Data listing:

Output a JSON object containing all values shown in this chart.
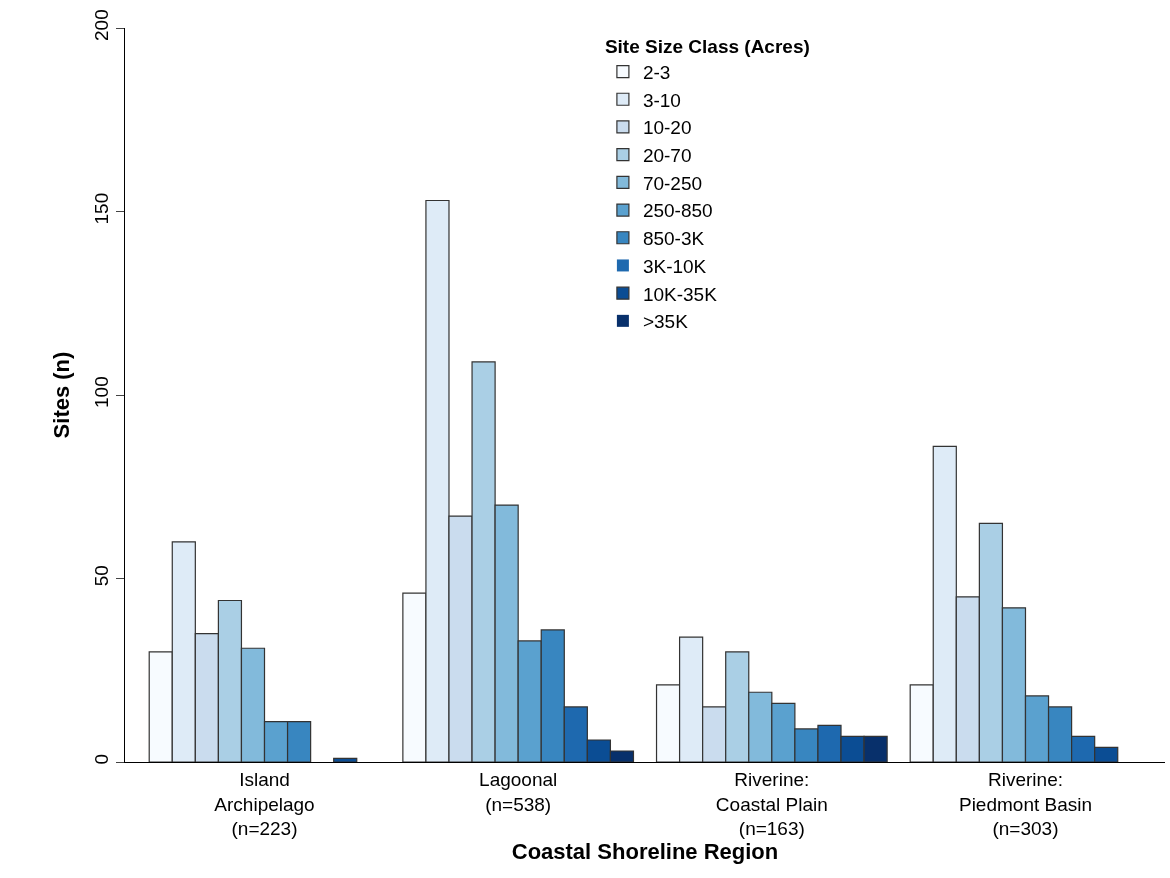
{
  "chart_data": {
    "type": "bar",
    "xlabel": "Coastal Shoreline Region",
    "ylabel": "Sites (n)",
    "legend_title": "Site Size Class (Acres)",
    "categories": [
      "Island\nArchipelago\n(n=223)",
      "Lagoonal\n(n=538)",
      "Riverine:\nCoastal Plain\n(n=163)",
      "Riverine:\nPiedmont Basin\n(n=303)"
    ],
    "series": [
      {
        "name": "2-3",
        "color": "#f7fbff",
        "values": [
          30,
          46,
          21,
          21
        ]
      },
      {
        "name": "3-10",
        "color": "#deebf7",
        "values": [
          60,
          153,
          34,
          86
        ]
      },
      {
        "name": "10-20",
        "color": "#cadcee",
        "values": [
          35,
          67,
          15,
          45
        ]
      },
      {
        "name": "20-70",
        "color": "#aacfe5",
        "values": [
          44,
          109,
          30,
          65
        ]
      },
      {
        "name": "70-250",
        "color": "#82badb",
        "values": [
          31,
          70,
          19,
          42
        ]
      },
      {
        "name": "250-850",
        "color": "#5aa1cf",
        "values": [
          11,
          33,
          16,
          18
        ]
      },
      {
        "name": "850-3K",
        "color": "#3886c0",
        "values": [
          11,
          36,
          9,
          15
        ]
      },
      {
        "name": "3K-10K",
        "color": "#1e69af",
        "values": [
          0,
          15,
          10,
          7
        ]
      },
      {
        "name": "10K-35K",
        "color": "#0b4d94",
        "values": [
          1,
          6,
          7,
          4
        ]
      },
      {
        "name": ">35K",
        "color": "#08306b",
        "values": [
          0,
          3,
          7,
          0
        ]
      }
    ],
    "ylim": [
      0,
      200
    ],
    "yticks": [
      0,
      50,
      100,
      150,
      200
    ],
    "legend": "top"
  }
}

WHAT YOU WILL DO: Output nothing but the number of lines in the data containing the string "Riverine".

SOLVED EXERCISE: 2